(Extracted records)
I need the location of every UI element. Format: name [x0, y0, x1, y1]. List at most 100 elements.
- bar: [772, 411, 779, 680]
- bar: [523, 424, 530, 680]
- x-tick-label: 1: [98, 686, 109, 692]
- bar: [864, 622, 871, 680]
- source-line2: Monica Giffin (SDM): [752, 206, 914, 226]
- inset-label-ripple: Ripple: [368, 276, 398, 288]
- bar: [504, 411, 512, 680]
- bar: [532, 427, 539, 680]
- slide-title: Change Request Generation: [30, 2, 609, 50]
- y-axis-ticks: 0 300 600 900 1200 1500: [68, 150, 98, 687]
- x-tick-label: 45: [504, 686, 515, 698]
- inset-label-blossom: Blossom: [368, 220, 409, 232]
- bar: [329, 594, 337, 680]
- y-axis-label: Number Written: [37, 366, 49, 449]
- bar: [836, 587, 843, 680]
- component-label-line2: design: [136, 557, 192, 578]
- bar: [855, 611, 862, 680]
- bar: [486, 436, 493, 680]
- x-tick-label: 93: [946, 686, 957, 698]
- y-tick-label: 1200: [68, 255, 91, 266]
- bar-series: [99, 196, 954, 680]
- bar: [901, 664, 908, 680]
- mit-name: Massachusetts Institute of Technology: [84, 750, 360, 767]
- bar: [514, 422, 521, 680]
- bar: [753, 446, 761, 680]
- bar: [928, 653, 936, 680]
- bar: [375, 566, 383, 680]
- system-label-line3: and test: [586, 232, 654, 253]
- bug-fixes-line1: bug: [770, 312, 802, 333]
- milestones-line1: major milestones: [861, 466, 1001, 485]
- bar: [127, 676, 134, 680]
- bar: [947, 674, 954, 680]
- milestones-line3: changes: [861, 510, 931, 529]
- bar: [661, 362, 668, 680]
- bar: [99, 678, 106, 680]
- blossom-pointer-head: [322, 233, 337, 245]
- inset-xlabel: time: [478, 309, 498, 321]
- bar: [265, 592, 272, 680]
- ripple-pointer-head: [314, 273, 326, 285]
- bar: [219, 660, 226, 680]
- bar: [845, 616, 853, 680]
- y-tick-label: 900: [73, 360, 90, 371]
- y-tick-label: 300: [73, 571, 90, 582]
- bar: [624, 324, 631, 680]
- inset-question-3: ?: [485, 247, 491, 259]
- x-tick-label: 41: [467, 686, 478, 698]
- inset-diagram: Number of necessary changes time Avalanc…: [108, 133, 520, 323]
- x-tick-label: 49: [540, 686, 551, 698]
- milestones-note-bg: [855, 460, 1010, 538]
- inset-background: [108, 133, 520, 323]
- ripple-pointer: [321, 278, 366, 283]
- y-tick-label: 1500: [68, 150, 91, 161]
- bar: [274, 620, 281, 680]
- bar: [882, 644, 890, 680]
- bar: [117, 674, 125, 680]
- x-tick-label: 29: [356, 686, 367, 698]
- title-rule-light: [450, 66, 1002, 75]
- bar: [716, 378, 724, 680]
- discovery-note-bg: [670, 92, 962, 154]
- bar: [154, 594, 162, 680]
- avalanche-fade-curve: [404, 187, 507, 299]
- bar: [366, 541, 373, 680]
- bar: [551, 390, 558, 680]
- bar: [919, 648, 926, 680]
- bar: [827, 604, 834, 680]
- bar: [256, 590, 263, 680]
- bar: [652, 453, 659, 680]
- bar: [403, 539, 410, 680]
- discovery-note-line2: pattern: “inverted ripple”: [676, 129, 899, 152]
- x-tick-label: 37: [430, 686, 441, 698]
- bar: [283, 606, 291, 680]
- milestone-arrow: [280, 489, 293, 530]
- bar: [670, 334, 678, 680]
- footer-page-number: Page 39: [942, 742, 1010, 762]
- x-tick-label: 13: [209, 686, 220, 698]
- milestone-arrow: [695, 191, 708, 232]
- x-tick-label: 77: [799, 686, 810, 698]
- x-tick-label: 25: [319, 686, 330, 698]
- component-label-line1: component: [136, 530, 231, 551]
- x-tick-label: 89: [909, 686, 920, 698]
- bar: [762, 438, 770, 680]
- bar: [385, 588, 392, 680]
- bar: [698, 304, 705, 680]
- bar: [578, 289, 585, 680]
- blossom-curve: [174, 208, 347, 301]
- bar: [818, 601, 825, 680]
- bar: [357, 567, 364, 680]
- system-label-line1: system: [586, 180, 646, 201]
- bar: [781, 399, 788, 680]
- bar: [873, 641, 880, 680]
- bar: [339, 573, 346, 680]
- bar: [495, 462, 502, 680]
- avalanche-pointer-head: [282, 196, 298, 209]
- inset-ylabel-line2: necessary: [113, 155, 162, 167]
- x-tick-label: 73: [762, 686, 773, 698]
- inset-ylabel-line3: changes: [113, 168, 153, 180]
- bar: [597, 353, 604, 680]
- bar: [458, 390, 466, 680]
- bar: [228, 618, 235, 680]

* _Exercise task_
Retype everything from the start of the records down to and including the line containing "- bar: [836, 587, 843, 680]".

* _Response to the task_
I need the location of every UI element. Format: name [x0, y0, x1, y1]. List at most 100 elements.
- bar: [772, 411, 779, 680]
- bar: [523, 424, 530, 680]
- x-tick-label: 1: [98, 686, 109, 692]
- bar: [864, 622, 871, 680]
- source-line2: Monica Giffin (SDM): [752, 206, 914, 226]
- inset-label-ripple: Ripple: [368, 276, 398, 288]
- bar: [504, 411, 512, 680]
- bar: [532, 427, 539, 680]
- slide-title: Change Request Generation: [30, 2, 609, 50]
- y-axis-ticks: 0 300 600 900 1200 1500: [68, 150, 98, 687]
- x-tick-label: 45: [504, 686, 515, 698]
- inset-label-blossom: Blossom: [368, 220, 409, 232]
- bar: [329, 594, 337, 680]
- y-axis-label: Number Written: [37, 366, 49, 449]
- bar: [836, 587, 843, 680]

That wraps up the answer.